PROBLEM REQUIREMENTS >> Pull out every line below containing the word "sample".

(Dataset items)
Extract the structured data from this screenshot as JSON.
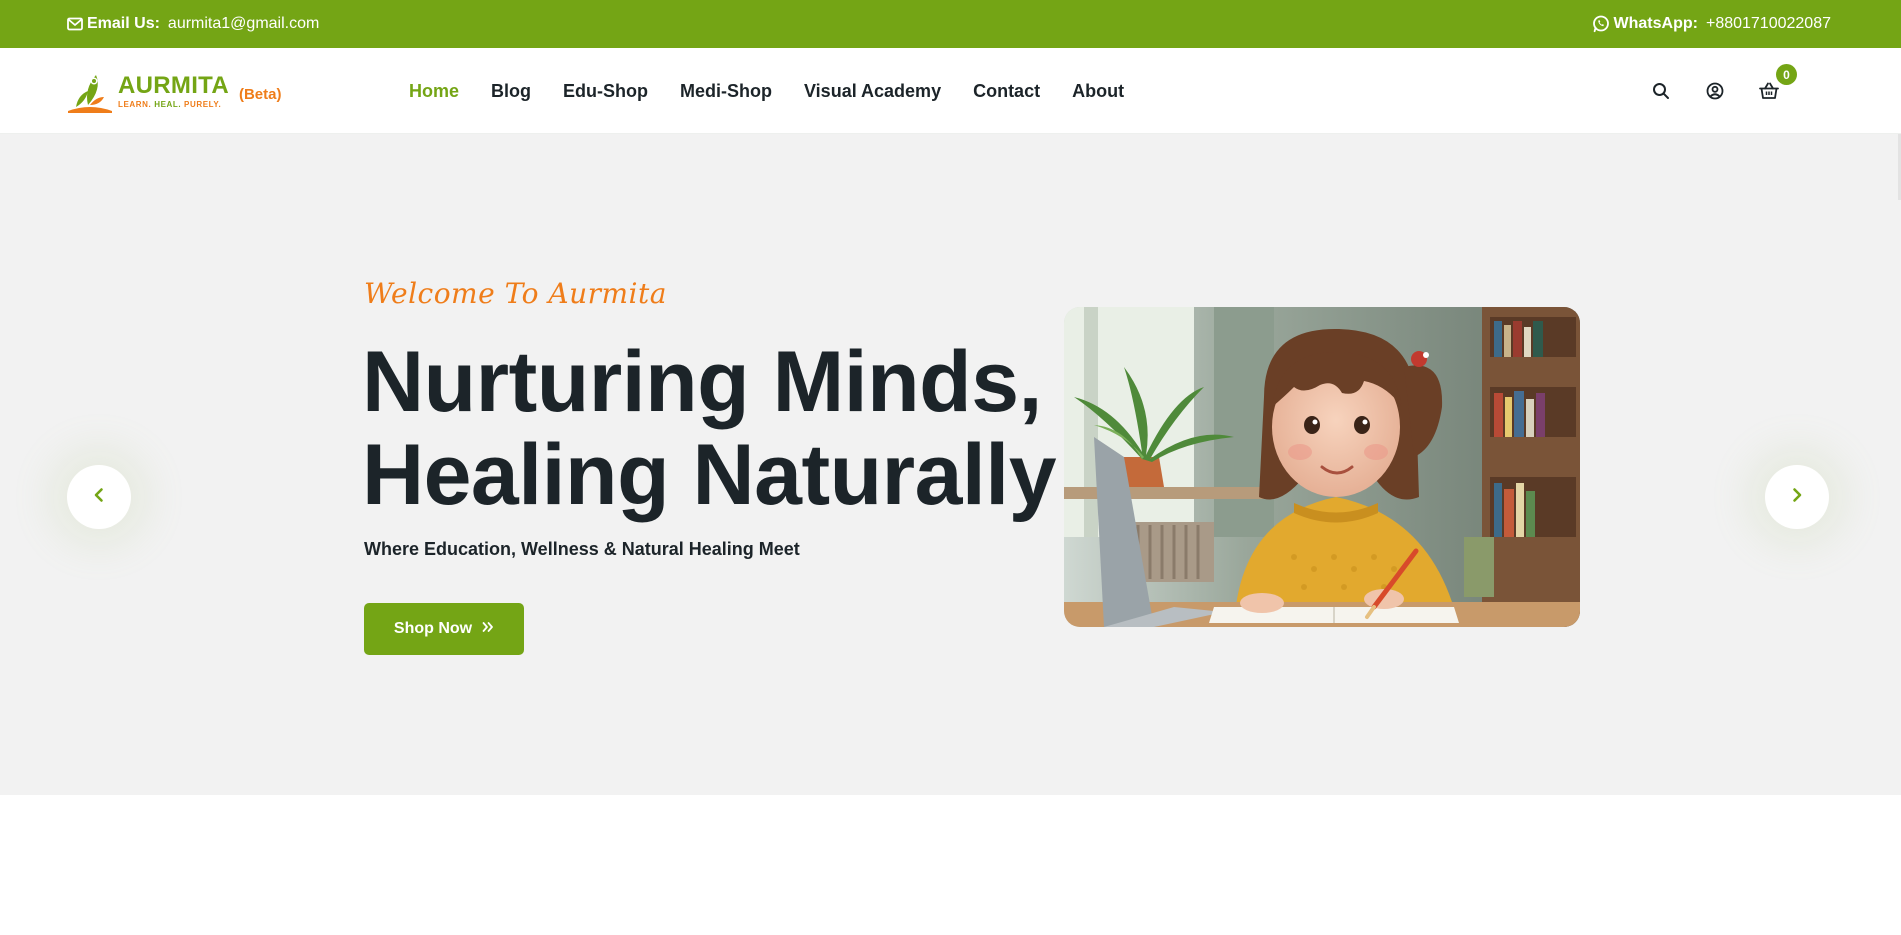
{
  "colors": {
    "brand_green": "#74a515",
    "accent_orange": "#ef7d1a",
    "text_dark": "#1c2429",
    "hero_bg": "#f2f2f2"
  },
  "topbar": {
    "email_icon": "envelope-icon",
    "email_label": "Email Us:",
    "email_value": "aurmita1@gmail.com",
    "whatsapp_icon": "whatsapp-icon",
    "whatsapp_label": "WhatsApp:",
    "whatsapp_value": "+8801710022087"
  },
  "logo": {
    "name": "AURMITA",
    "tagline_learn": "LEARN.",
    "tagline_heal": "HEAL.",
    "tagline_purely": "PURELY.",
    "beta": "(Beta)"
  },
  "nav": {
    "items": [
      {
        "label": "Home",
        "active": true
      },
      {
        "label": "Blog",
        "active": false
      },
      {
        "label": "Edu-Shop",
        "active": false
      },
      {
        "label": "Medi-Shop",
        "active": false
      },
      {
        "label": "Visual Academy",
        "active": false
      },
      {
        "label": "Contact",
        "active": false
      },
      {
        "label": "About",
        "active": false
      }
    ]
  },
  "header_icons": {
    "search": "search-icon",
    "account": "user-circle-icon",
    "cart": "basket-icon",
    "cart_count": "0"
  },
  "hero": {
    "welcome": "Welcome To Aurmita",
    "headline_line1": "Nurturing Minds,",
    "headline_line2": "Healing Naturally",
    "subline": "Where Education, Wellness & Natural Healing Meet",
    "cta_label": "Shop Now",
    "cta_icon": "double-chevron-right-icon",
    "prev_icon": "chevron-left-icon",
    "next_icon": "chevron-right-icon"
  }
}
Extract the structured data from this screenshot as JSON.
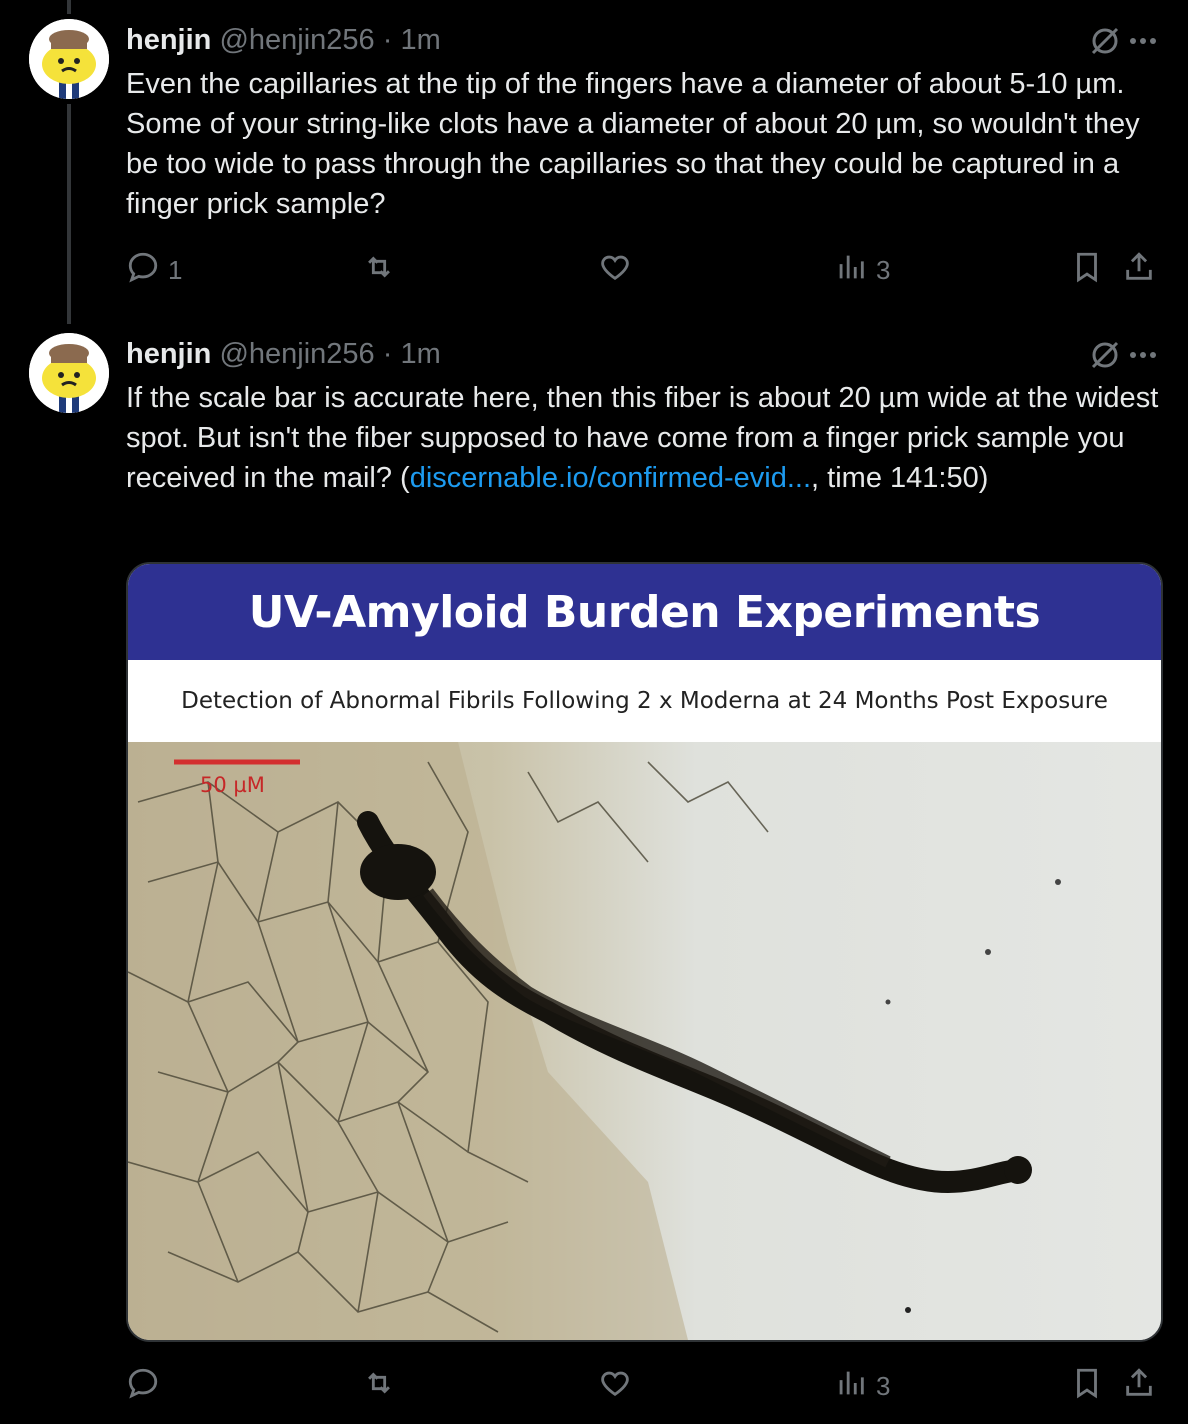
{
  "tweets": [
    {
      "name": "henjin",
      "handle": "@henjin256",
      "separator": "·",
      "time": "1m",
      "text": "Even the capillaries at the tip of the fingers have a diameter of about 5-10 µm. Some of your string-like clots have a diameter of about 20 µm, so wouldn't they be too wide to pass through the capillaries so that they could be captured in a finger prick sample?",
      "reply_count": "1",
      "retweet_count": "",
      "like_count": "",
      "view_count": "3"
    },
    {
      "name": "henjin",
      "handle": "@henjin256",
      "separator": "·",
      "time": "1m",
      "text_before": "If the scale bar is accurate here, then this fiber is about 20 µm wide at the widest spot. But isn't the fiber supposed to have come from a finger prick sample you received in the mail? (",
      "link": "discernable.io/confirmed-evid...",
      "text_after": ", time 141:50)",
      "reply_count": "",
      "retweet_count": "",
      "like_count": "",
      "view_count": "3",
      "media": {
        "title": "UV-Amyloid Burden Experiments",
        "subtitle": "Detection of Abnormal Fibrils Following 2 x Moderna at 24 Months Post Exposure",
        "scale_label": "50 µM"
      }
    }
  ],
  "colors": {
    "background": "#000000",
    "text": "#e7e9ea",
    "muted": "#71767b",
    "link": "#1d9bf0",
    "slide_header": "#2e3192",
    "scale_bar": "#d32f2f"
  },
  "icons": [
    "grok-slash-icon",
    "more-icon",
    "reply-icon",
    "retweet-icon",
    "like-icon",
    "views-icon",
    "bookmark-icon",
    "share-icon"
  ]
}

SOLUTION TO THIS EXERCISE >>
      "text": "Even the capillaries at the tip of the fingers have a diameter of about 5-10 µm. Some of your string-like clots have a diameter of about 20 µm, so wouldn't they be too wide to pass through the capillaries so that they could be captured in a finger prick sample?",
      "text_before": "If the scale bar is accurate here, then this fiber is about 20 µm wide at the widest spot. But isn't the fiber supposed to have come from a finger prick sample you received in the mail? (",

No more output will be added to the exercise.